:: Material to process ::
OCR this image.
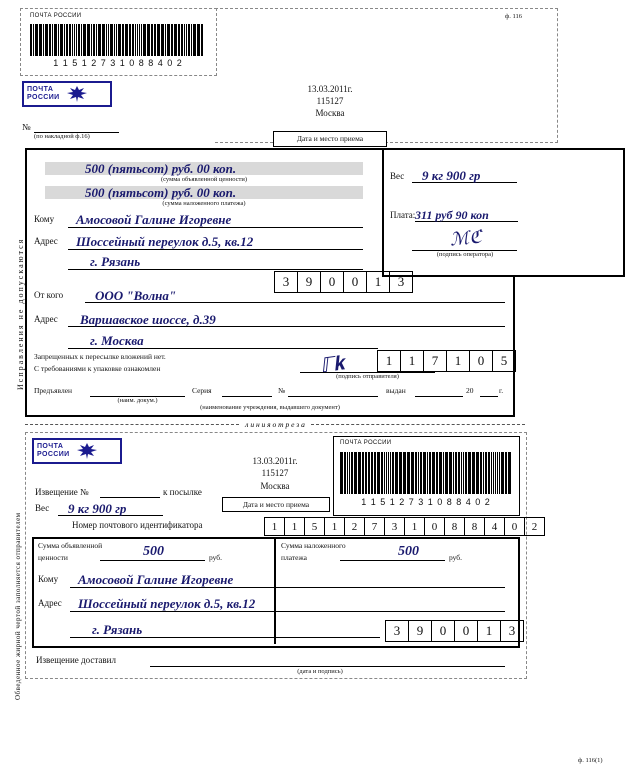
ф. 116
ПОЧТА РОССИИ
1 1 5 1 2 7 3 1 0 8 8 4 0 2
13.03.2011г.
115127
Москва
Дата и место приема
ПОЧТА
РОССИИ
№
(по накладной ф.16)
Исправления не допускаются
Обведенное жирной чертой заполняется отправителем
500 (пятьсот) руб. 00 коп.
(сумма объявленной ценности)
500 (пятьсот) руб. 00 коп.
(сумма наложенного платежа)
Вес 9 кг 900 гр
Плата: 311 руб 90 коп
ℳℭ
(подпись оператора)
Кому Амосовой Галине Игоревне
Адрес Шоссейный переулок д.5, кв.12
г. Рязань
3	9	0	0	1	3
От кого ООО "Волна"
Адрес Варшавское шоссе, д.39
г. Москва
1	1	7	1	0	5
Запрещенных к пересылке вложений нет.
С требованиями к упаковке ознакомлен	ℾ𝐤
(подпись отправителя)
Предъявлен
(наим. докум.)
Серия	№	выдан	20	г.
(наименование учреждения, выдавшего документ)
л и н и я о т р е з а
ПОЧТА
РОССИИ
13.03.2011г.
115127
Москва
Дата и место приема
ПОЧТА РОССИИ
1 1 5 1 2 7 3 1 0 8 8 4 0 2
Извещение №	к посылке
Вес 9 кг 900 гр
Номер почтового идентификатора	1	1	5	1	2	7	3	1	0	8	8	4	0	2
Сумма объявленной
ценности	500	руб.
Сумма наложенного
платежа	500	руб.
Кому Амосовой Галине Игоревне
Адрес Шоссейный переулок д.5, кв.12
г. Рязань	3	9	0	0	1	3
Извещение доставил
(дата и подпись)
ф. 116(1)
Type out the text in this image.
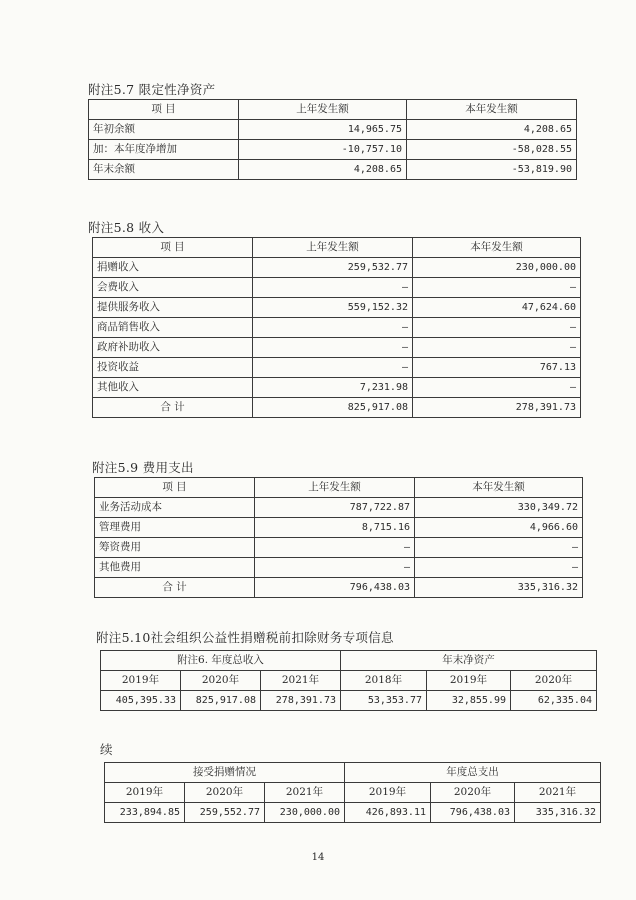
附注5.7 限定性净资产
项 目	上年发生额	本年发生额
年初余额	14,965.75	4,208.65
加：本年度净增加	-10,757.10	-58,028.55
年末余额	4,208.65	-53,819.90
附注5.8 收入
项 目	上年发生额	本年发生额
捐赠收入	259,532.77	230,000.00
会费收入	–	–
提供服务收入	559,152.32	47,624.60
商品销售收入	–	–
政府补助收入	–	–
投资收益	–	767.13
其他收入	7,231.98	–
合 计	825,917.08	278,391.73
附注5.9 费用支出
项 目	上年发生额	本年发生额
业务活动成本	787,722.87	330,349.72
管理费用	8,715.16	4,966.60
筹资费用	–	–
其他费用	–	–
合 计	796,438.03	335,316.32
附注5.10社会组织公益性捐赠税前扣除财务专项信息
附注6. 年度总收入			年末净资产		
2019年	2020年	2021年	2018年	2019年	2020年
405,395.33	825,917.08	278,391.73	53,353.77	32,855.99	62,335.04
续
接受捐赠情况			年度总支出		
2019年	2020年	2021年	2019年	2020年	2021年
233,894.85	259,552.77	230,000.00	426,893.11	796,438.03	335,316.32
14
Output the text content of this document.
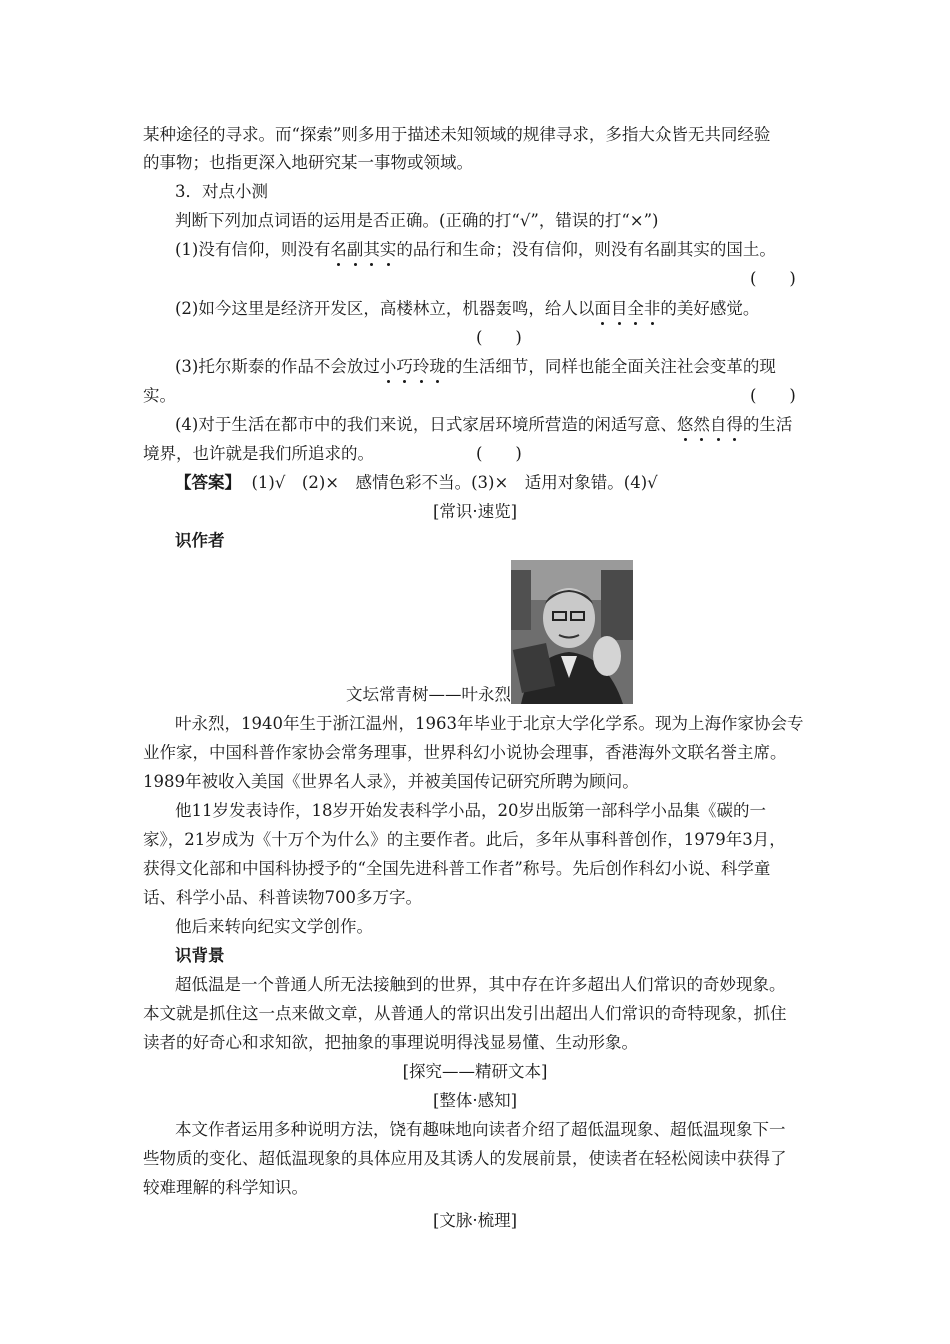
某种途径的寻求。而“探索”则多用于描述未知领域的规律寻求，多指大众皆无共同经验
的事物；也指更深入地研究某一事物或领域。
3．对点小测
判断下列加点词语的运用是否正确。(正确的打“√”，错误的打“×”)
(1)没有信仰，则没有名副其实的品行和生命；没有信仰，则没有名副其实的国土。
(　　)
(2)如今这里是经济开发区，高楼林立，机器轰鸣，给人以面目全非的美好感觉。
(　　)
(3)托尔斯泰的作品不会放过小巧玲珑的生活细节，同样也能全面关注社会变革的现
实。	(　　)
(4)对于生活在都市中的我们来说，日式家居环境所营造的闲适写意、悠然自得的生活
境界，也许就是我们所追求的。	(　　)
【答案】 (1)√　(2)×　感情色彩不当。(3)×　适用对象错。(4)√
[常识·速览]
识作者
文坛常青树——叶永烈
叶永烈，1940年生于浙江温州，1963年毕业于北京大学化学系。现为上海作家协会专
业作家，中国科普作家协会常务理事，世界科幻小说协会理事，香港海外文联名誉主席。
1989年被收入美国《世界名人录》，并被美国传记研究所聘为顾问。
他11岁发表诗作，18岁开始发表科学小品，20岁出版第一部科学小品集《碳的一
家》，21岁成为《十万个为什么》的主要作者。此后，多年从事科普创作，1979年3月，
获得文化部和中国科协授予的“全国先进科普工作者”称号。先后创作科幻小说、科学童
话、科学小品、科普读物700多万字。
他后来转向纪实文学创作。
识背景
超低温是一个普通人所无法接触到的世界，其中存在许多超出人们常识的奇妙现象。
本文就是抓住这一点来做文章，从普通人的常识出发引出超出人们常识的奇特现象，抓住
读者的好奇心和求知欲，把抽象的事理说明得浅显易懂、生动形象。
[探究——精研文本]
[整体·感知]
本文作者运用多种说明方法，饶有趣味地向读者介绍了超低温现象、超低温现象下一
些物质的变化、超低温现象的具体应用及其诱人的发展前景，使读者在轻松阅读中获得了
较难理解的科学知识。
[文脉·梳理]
:::
Lines containing the string "Извещение" should be counted; reply with their number and nothing more.

Task result
2